=== Given passage ===
★ ★ ★ ★ ★
The Annual Meeting of the Stockholders of AMARILLO MESQUITE GRILL, INC.
(the "Company") will be held at Amarillo Mesquite Grill Restaurant, Banquet
Room, 3151 N. Rock Road,  Wichita, Kansas, on the 1st day of June 2001,
at 10:00 o'clock A.M. (CDT) for the purpose of considering and acting upon
the following matters:

    1.  To elect three directors to hold office for the ensuing year and until
        their successors are elected and qualified.

    2.  To transact such other business as may properly come before the
        meeting or any adjournment.

The Company's annual report for the year ended January 28, 2001 will have
been mailed to all stockholders of record at the close of business on May 1,
2001.

The stock transfer books of the Company will not be closed, but only
stockholders of record at the close of business on May 1, 2001 will be
entitled to notice of and to vote at the meeting.
★ ★ ★ ★ ★
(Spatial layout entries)
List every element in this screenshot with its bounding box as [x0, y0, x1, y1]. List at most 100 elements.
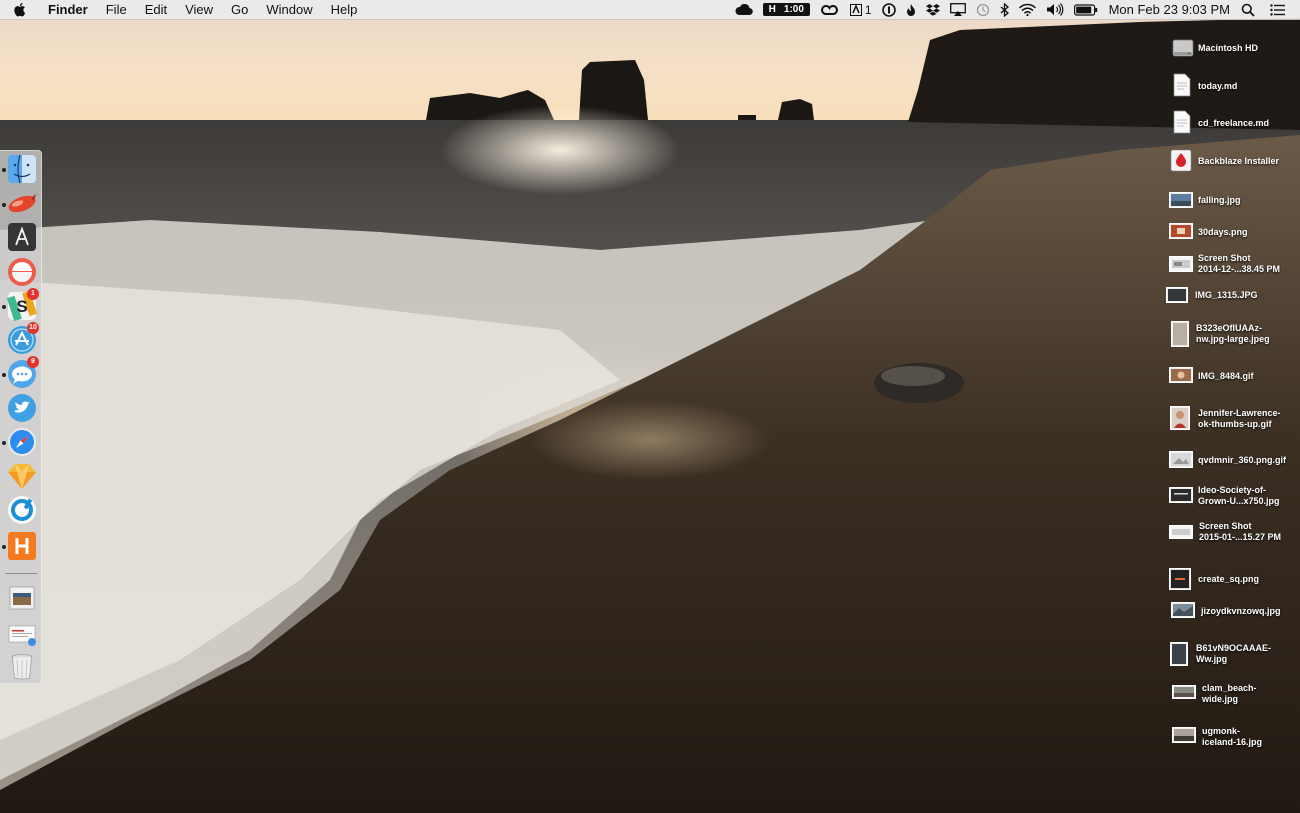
image-thumbnail-icon	[1172, 727, 1196, 743]
desktop-item-label: create_sq.png	[1198, 574, 1260, 584]
slack-badge: 1	[27, 288, 39, 300]
menu-bar-clock[interactable]: Mon Feb 23 9:03 PM	[1109, 2, 1230, 17]
document-icon	[1173, 73, 1191, 97]
running-indicator	[2, 203, 6, 207]
desktop-item-label: clam_beach- wide.jpg	[1202, 683, 1257, 704]
harvest-icon[interactable]	[7, 531, 37, 561]
timer-icon[interactable]: H 1:00	[762, 0, 810, 20]
timer-prefix: H	[768, 4, 776, 15]
desktop-item-falling-jpg[interactable]: falling.jpg	[1166, 188, 1300, 222]
battery-icon[interactable]	[1073, 0, 1098, 20]
twitter-icon[interactable]	[7, 393, 37, 423]
image-thumbnail-icon	[1171, 321, 1189, 347]
desktop-item-label: Backblaze Installer	[1198, 156, 1280, 166]
menu-finder[interactable]: Finder	[44, 0, 97, 20]
desktop-item-clam-beach-wide[interactable]: clam_beach- wide.jpg	[1166, 681, 1300, 715]
desktop-item-label: IMG_8484.gif	[1198, 371, 1254, 381]
desktop-item-label: today.md	[1198, 81, 1238, 91]
menu-edit[interactable]: Edit	[136, 0, 176, 20]
installer-icon	[1170, 149, 1192, 172]
menu-bar-status-area: H 1:00 1 Mon Feb 23 9:03 PM	[730, 0, 1300, 20]
desktop-item-label: IMG_1315.JPG	[1195, 290, 1258, 300]
desktop-item-label: Ideo-Society-of- Grown-U...x750.jpg	[1198, 485, 1280, 506]
running-indicator	[2, 441, 6, 445]
desktop-item-today-md[interactable]: today.md	[1166, 73, 1300, 107]
desktop-item-img-8484-gif[interactable]: IMG_8484.gif	[1166, 365, 1300, 399]
desktop-item-label: B323eOflUAAz- nw.jpg-large.jpeg	[1196, 323, 1270, 344]
desktop-item-backblaze-installer[interactable]: Backblaze Installer	[1166, 148, 1300, 182]
airmail-icon[interactable]	[7, 189, 37, 219]
dock: S 1 10 9	[0, 150, 42, 684]
dock-separator	[5, 573, 37, 574]
notification-center-icon[interactable]	[1270, 0, 1285, 20]
documents-stack-icon[interactable]	[7, 619, 37, 649]
time-machine-icon[interactable]	[976, 0, 990, 20]
image-thumbnail-icon	[1171, 602, 1195, 618]
trash-icon[interactable]	[7, 651, 37, 681]
apple-icon[interactable]	[14, 2, 28, 18]
desktop-item-screen-shot-2015[interactable]: Screen Shot 2015-01-...15.27 PM	[1166, 520, 1300, 554]
menu-window[interactable]: Window	[257, 0, 321, 20]
desktop-item-30days-png[interactable]: 30days.png	[1166, 220, 1300, 254]
creative-cloud-icon[interactable]	[820, 0, 840, 20]
running-indicator	[2, 168, 6, 172]
desktop-item-screen-shot-2014[interactable]: Screen Shot 2014-12-...38.45 PM	[1166, 252, 1300, 286]
desktop-item-b61vn9ocaaae[interactable]: B61vN9OCAAAE- Ww.jpg	[1166, 641, 1300, 675]
desktop-item-img-1315-jpg[interactable]: IMG_1315.JPG	[1166, 284, 1300, 318]
image-thumbnail-icon	[1169, 568, 1191, 590]
airplay-icon[interactable]	[949, 0, 966, 20]
desktop-item-jizoydkvnzowq-jpg[interactable]: jizoydkvnzowq.jpg	[1166, 600, 1300, 634]
drive-icon	[1172, 39, 1194, 57]
image-thumbnail-icon	[1169, 192, 1193, 208]
alarm-icon[interactable]	[7, 257, 37, 287]
desktop-item-label: 30days.png	[1198, 227, 1248, 237]
menu-go[interactable]: Go	[222, 0, 257, 20]
one-password-icon[interactable]	[881, 0, 896, 20]
image-thumbnail-icon	[1172, 685, 1196, 699]
spotlight-icon[interactable]	[1241, 0, 1255, 20]
image-thumbnail-icon	[1170, 406, 1190, 430]
notification-count: 1	[864, 2, 872, 17]
dropbox-icon[interactable]	[925, 0, 940, 20]
menu-view[interactable]: View	[176, 0, 222, 20]
wifi-icon[interactable]	[1018, 0, 1036, 20]
image-thumbnail-icon	[1169, 367, 1193, 383]
desktop-item-qvdmnir-360[interactable]: qvdmnir_360.png.gif	[1166, 450, 1300, 484]
desktop-item-label: jizoydkvnzowq.jpg	[1201, 606, 1281, 616]
desktop-item-label: Jennifer-Lawrence- ok-thumbs-up.gif	[1198, 408, 1281, 429]
text-editor-icon[interactable]	[7, 222, 37, 252]
timer-value: 1:00	[783, 4, 804, 15]
menu-help[interactable]: Help	[322, 0, 367, 20]
desktop-item-ugmonk-iceland[interactable]: ugmonk- iceland-16.jpg	[1166, 724, 1300, 758]
menu-file[interactable]: File	[97, 0, 136, 20]
menu-bar: Finder File Edit View Go Window Help H 1…	[0, 0, 1300, 20]
desktop-item-label: qvdmnir_360.png.gif	[1198, 455, 1287, 465]
image-thumbnail-icon	[1169, 256, 1193, 272]
finder-icon[interactable]	[7, 154, 37, 184]
desktop-item-label: Screen Shot 2015-01-...15.27 PM	[1199, 521, 1282, 542]
volume-icon[interactable]	[1046, 0, 1064, 20]
safari-icon[interactable]	[7, 427, 37, 457]
cloud-icon[interactable]	[735, 0, 753, 20]
desktop-item-create-sq-png[interactable]: create_sq.png	[1166, 566, 1300, 600]
downloads-stack-icon[interactable]	[7, 583, 37, 613]
image-thumbnail-icon	[1169, 451, 1193, 468]
menu-bar-left: Finder File Edit View Go Window Help	[0, 0, 366, 20]
image-thumbnail-icon	[1169, 223, 1193, 239]
document-icon	[1173, 110, 1191, 134]
desktop-item-b323eofluaaz[interactable]: B323eOflUAAz- nw.jpg-large.jpeg	[1166, 320, 1300, 354]
flame-icon[interactable]	[906, 0, 916, 20]
desktop-item-label: falling.jpg	[1198, 195, 1241, 205]
desktop-item-ideo-society[interactable]: Ideo-Society-of- Grown-U...x750.jpg	[1166, 484, 1300, 518]
app-store-badge: 10	[27, 322, 39, 334]
desktop-item-jennifer-lawrence-gif[interactable]: Jennifer-Lawrence- ok-thumbs-up.gif	[1166, 405, 1300, 439]
desktop-item-label: ugmonk- iceland-16.jpg	[1202, 726, 1263, 747]
adobe-icon[interactable]: 1	[849, 0, 872, 20]
desktop-item-cd-freelance-md[interactable]: cd_freelance.md	[1166, 110, 1300, 144]
desktop-wallpaper	[0, 0, 1300, 813]
sketch-icon[interactable]	[7, 461, 37, 491]
music-player-icon[interactable]	[7, 495, 37, 525]
image-thumbnail-icon	[1169, 525, 1193, 539]
desktop-item-macintosh-hd[interactable]: Macintosh HD	[1166, 36, 1300, 70]
bluetooth-icon[interactable]	[1000, 0, 1009, 20]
★ ★ ★ ★ ★
=== Aim of the exercise ===
Reproduce the stockholders' meeting notice in full, word for word.

=== Full solution ===
The Annual Meeting of the Stockholders of AMARILLO MESQUITE GRILL, INC.
(the "Company") will be held at Amarillo Mesquite Grill Restaurant, Banquet
Room, 3151 N. Rock Road,  Wichita, Kansas, on the 1st day of June 2001,
at 10:00 o'clock A.M. (CDT) for the purpose of considering and acting upon
the following matters:

    1.  To elect three directors to hold office for the ensuing year and until
        their successors are elected and qualified.

    2.  To transact such other business as may properly come before the
        meeting or any adjournment.

The Company's annual report for the year ended January 28, 2001 will have
been mailed to all stockholders of record at the close of business on May 1,
2001.

The stock transfer books of the Company will not be closed, but only
stockholders of record at the close of business on May 1, 2001 will be
entitled to notice of and to vote at the meeting.